====== EXTRACTED RECORDS

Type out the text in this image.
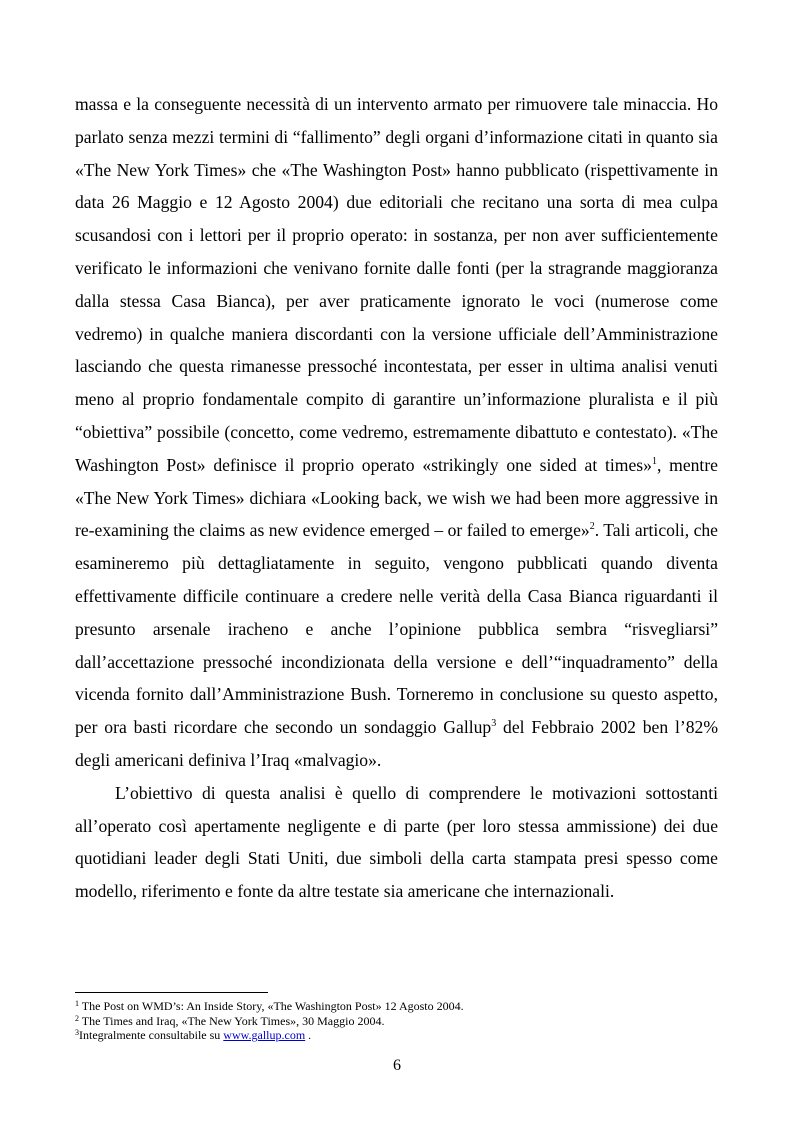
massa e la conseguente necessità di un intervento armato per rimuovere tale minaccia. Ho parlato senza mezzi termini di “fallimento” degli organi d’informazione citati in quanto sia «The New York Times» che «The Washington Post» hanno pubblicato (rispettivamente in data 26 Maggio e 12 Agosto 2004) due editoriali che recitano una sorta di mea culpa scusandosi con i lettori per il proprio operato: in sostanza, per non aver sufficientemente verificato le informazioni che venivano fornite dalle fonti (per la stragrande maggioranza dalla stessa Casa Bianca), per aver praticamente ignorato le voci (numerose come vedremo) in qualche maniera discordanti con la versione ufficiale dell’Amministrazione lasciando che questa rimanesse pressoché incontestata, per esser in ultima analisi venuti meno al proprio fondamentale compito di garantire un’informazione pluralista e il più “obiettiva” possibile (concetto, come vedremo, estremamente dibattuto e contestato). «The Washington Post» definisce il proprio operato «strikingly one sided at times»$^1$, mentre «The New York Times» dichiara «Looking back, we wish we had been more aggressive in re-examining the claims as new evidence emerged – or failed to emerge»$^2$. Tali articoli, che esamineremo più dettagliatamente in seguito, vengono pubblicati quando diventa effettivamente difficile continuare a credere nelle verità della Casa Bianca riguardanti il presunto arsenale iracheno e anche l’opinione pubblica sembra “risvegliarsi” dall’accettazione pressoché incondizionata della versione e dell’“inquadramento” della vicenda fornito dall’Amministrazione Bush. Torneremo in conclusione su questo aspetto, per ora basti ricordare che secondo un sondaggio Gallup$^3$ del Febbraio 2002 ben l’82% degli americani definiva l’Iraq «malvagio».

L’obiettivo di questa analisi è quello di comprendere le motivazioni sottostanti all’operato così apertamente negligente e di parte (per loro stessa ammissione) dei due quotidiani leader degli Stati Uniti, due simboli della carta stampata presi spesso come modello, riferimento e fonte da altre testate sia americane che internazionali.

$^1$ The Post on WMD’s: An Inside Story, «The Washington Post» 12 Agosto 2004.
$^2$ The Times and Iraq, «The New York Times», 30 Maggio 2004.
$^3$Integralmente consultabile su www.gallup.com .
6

============

*WHAT THE EXERCISE ASKS*
Keep the pictures out of the copy and return the rest of the data above exactly.

*CORRECT RESPONSE*
Type out the text in this image.
massa e la conseguente necessità di un intervento armato per rimuovere tale minaccia. Ho parlato senza mezzi termini di “fallimento” degli organi d’informazione citati in quanto sia «The New York Times» che «The Washington Post» hanno pubblicato (rispettivamente in data 26 Maggio e 12 Agosto 2004) due editoriali che recitano una sorta di mea culpa scusandosi con i lettori per il proprio operato: in sostanza, per non aver sufficientemente verificato le informazioni che venivano fornite dalle fonti (per la stragrande maggioranza dalla stessa Casa Bianca), per aver praticamente ignorato le voci (numerose come vedremo) in qualche maniera discordanti con la versione ufficiale dell’Amministrazione lasciando che questa rimanesse pressoché incontestata, per esser in ultima analisi venuti meno al proprio fondamentale compito di garantire un’informazione pluralista e il più “obiettiva” possibile (concetto, come vedremo, estremamente dibattuto e contestato). «The Washington Post» definisce il proprio operato «strikingly one sided at times»$^1$, mentre «The New York Times» dichiara «Looking back, we wish we had been more aggressive in re-examining the claims as new evidence emerged – or failed to emerge»$^2$. Tali articoli, che esamineremo più dettagliatamente in seguito, vengono pubblicati quando diventa effettivamente difficile continuare a credere nelle verità della Casa Bianca riguardanti il presunto arsenale iracheno e anche l’opinione pubblica sembra “risvegliarsi” dall’accettazione pressoché incondizionata della versione e dell’“inquadramento” della vicenda fornito dall’Amministrazione Bush. Torneremo in conclusione su questo aspetto, per ora basti ricordare che secondo un sondaggio Gallup$^3$ del Febbraio 2002 ben l’82% degli americani definiva l’Iraq «malvagio».

L’obiettivo di questa analisi è quello di comprendere le motivazioni sottostanti all’operato così apertamente negligente e di parte (per loro stessa ammissione) dei due quotidiani leader degli Stati Uniti, due simboli della carta stampata presi spesso come modello, riferimento e fonte da altre testate sia americane che internazionali.

$^1$ The Post on WMD’s: An Inside Story, «The Washington Post» 12 Agosto 2004.
$^2$ The Times and Iraq, «The New York Times», 30 Maggio 2004.
$^3$Integralmente consultabile su www.gallup.com .
6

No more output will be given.